Task statement
Beneath this sentence is a set of records; write each of them out exactly.
─── Given records ───
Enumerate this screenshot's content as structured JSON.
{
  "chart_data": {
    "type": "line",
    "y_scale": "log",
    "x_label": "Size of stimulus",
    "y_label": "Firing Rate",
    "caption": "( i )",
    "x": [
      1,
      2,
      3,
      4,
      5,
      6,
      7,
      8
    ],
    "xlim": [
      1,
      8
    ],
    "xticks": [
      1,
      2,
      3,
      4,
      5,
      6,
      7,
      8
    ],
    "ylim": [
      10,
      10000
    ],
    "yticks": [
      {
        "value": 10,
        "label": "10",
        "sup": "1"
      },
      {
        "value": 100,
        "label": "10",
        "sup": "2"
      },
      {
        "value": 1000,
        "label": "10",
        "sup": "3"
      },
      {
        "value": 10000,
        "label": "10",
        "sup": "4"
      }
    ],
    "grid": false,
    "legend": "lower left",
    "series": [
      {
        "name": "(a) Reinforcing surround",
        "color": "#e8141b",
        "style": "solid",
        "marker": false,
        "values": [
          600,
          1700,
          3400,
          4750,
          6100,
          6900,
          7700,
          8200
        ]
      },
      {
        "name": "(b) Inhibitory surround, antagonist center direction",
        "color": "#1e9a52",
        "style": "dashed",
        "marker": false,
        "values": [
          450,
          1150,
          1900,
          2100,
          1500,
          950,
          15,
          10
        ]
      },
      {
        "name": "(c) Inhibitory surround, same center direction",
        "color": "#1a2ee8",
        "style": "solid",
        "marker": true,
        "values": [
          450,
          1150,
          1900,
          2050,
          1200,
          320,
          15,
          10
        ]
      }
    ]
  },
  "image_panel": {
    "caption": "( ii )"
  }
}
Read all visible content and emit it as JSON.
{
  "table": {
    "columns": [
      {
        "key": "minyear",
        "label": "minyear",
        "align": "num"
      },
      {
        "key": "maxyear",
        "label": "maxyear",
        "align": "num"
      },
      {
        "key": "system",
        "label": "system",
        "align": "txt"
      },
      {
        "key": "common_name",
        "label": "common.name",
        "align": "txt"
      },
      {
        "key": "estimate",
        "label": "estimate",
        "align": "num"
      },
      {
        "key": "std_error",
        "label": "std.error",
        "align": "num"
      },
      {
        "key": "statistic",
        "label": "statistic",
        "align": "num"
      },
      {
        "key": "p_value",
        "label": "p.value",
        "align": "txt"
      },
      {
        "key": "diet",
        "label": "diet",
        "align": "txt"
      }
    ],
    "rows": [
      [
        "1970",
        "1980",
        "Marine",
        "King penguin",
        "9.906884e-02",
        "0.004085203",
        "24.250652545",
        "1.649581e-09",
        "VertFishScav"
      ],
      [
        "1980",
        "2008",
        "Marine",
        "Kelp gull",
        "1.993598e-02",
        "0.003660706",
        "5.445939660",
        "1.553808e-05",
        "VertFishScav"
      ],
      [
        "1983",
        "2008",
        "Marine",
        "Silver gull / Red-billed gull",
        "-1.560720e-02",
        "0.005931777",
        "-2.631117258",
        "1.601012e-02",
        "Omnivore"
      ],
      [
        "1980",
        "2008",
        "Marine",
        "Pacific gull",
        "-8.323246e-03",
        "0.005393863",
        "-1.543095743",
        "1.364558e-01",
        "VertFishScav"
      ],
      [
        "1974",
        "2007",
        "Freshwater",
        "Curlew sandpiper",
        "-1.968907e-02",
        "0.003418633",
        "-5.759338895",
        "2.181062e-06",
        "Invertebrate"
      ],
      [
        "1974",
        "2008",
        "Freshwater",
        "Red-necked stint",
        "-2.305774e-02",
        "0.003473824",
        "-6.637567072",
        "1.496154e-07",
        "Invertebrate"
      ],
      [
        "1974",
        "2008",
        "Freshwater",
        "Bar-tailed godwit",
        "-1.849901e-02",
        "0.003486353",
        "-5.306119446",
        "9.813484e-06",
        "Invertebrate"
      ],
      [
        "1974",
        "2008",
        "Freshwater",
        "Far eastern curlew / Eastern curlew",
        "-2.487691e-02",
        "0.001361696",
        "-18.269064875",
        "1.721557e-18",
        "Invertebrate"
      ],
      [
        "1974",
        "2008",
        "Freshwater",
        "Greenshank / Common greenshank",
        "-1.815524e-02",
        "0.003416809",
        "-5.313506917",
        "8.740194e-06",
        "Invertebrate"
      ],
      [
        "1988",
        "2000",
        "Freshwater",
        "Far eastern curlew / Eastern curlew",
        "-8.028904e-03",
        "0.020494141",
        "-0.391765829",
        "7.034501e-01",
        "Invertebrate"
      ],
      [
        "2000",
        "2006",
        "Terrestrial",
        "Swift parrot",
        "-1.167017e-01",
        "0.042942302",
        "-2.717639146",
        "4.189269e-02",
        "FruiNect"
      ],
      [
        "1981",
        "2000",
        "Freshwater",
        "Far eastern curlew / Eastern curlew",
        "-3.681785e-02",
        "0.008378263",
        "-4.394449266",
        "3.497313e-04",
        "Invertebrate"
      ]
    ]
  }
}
───
Solution for this problem
Enumerate this screenshot's content as structured JSON.
{
  "chart_data": {
    "type": "line",
    "y_scale": "log",
    "x_label": "Size of stimulus",
    "y_label": "Firing Rate",
    "caption": "( i )",
    "x": [
      1,
      2,
      3,
      4,
      5,
      6,
      7,
      8
    ],
    "xlim": [
      1,
      8
    ],
    "xticks": [
      1,
      2,
      3,
      4,
      5,
      6,
      7,
      8
    ],
    "ylim": [
      10,
      10000
    ],
    "yticks": [
      {
        "value": 10,
        "label": "10",
        "sup": "1"
      },
      {
        "value": 100,
        "label": "10",
        "sup": "2"
      },
      {
        "value": 1000,
        "label": "10",
        "sup": "3"
      },
      {
        "value": 10000,
        "label": "10",
        "sup": "4"
      }
    ],
    "grid": false,
    "legend": "lower left",
    "series": [
      {
        "name": "(a) Reinforcing surround",
        "color": "#e8141b",
        "style": "solid",
        "marker": false,
        "values": [
          600,
          1700,
          3400,
          4750,
          6100,
          6900,
          7700,
          8200
        ]
      },
      {
        "name": "(b) Inhibitory surround, antagonist center direction",
        "color": "#1e9a52",
        "style": "dashed",
        "marker": false,
        "values": [
          450,
          1150,
          1900,
          2100,
          1500,
          950,
          15,
          10
        ]
      },
      {
        "name": "(c) Inhibitory surround, same center direction",
        "color": "#1a2ee8",
        "style": "solid",
        "marker": true,
        "values": [
          450,
          1150,
          1900,
          2050,
          1200,
          320,
          15,
          10
        ]
      }
    ]
  },
  "image_panel": {
    "caption": "( ii )"
  }
}
Read all visible content and emit it as JSON.
{
  "table": {
    "columns": [
      {
        "key": "minyear",
        "label": "minyear",
        "align": "num"
      },
      {
        "key": "maxyear",
        "label": "maxyear",
        "align": "num"
      },
      {
        "key": "system",
        "label": "system",
        "align": "txt"
      },
      {
        "key": "common_name",
        "label": "common.name",
        "align": "txt"
      },
      {
        "key": "estimate",
        "label": "estimate",
        "align": "num"
      },
      {
        "key": "std_error",
        "label": "std.error",
        "align": "num"
      },
      {
        "key": "statistic",
        "label": "statistic",
        "align": "num"
      },
      {
        "key": "p_value",
        "label": "p.value",
        "align": "txt"
      },
      {
        "key": "diet",
        "label": "diet",
        "align": "txt"
      }
    ],
    "rows": [
      [
        "1970",
        "1980",
        "Marine",
        "King penguin",
        "9.906884e-02",
        "0.004085203",
        "24.250652545",
        "1.649581e-09",
        "VertFishScav"
      ],
      [
        "1980",
        "2008",
        "Marine",
        "Kelp gull",
        "1.993598e-02",
        "0.003660706",
        "5.445939660",
        "1.553808e-05",
        "VertFishScav"
      ],
      [
        "1983",
        "2008",
        "Marine",
        "Silver gull / Red-billed gull",
        "-1.560720e-02",
        "0.005931777",
        "-2.631117258",
        "1.601012e-02",
        "Omnivore"
      ],
      [
        "1980",
        "2008",
        "Marine",
        "Pacific gull",
        "-8.323246e-03",
        "0.005393863",
        "-1.543095743",
        "1.364558e-01",
        "VertFishScav"
      ],
      [
        "1974",
        "2007",
        "Freshwater",
        "Curlew sandpiper",
        "-1.968907e-02",
        "0.003418633",
        "-5.759338895",
        "2.181062e-06",
        "Invertebrate"
      ],
      [
        "1974",
        "2008",
        "Freshwater",
        "Red-necked stint",
        "-2.305774e-02",
        "0.003473824",
        "-6.637567072",
        "1.496154e-07",
        "Invertebrate"
      ],
      [
        "1974",
        "2008",
        "Freshwater",
        "Bar-tailed godwit",
        "-1.849901e-02",
        "0.003486353",
        "-5.306119446",
        "9.813484e-06",
        "Invertebrate"
      ],
      [
        "1974",
        "2008",
        "Freshwater",
        "Far eastern curlew / Eastern curlew",
        "-2.487691e-02",
        "0.001361696",
        "-18.269064875",
        "1.721557e-18",
        "Invertebrate"
      ],
      [
        "1974",
        "2008",
        "Freshwater",
        "Greenshank / Common greenshank",
        "-1.815524e-02",
        "0.003416809",
        "-5.313506917",
        "8.740194e-06",
        "Invertebrate"
      ],
      [
        "1988",
        "2000",
        "Freshwater",
        "Far eastern curlew / Eastern curlew",
        "-8.028904e-03",
        "0.020494141",
        "-0.391765829",
        "7.034501e-01",
        "Invertebrate"
      ],
      [
        "2000",
        "2006",
        "Terrestrial",
        "Swift parrot",
        "-1.167017e-01",
        "0.042942302",
        "-2.717639146",
        "4.189269e-02",
        "FruiNect"
      ],
      [
        "1981",
        "2000",
        "Freshwater",
        "Far eastern curlew / Eastern curlew",
        "-3.681785e-02",
        "0.008378263",
        "-4.394449266",
        "3.497313e-04",
        "Invertebrate"
      ]
    ]
  }
}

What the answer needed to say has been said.